DIRECTION
Search the records that follow and extract every line containing the string "view".
** BEGIN PROVIDED MATERIAL **
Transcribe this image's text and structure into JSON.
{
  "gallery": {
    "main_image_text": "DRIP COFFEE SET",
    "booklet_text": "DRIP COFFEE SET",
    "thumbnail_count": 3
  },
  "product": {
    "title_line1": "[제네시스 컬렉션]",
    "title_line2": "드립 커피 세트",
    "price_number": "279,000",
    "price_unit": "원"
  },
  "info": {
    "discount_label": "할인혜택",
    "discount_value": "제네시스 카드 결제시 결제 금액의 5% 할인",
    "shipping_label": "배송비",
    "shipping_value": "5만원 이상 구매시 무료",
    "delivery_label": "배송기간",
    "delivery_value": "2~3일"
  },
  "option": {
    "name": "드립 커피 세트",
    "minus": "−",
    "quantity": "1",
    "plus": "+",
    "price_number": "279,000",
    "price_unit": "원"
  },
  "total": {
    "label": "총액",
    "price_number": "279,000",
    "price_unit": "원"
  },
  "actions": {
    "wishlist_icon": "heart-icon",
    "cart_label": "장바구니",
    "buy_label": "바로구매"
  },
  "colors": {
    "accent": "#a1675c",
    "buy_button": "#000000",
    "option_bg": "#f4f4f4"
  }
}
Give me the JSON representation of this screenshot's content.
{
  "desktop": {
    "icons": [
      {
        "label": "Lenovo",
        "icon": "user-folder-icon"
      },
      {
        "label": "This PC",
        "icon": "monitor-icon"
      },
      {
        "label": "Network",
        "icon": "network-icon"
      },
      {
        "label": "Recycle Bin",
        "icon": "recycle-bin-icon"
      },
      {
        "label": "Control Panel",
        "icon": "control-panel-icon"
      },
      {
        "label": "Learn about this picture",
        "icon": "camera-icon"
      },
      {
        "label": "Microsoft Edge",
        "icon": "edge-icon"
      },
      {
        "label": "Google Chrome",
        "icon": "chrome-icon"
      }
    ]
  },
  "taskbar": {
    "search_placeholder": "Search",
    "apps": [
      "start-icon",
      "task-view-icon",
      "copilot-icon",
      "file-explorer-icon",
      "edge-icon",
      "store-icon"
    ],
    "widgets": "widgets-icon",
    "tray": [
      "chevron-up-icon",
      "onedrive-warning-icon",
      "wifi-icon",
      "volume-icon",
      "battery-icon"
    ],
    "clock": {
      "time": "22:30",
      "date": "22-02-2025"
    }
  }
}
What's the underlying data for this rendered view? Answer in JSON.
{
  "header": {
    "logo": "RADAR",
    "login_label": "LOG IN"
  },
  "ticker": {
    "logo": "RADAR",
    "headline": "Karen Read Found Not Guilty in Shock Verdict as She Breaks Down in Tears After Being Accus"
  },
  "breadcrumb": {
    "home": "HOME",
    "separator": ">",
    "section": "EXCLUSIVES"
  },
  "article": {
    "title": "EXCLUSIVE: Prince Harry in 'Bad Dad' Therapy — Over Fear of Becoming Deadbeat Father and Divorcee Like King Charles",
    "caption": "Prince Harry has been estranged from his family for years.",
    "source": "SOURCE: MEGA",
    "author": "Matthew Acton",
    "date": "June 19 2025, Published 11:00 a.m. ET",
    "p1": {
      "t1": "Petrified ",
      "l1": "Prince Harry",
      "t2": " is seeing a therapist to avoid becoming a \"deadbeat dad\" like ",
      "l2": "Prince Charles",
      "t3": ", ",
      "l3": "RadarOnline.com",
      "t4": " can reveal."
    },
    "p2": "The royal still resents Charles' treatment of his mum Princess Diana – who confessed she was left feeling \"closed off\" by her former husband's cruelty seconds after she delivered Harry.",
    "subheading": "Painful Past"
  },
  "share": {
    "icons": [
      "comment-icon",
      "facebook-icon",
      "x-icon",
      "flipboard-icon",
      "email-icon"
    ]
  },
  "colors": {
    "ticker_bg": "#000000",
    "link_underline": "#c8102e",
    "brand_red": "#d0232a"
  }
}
** END PROVIDED MATERIAL **
EXERCISE RESPONSE
      "task-view-icon",
What's the underlying data for this rendered view? Answer in JSON.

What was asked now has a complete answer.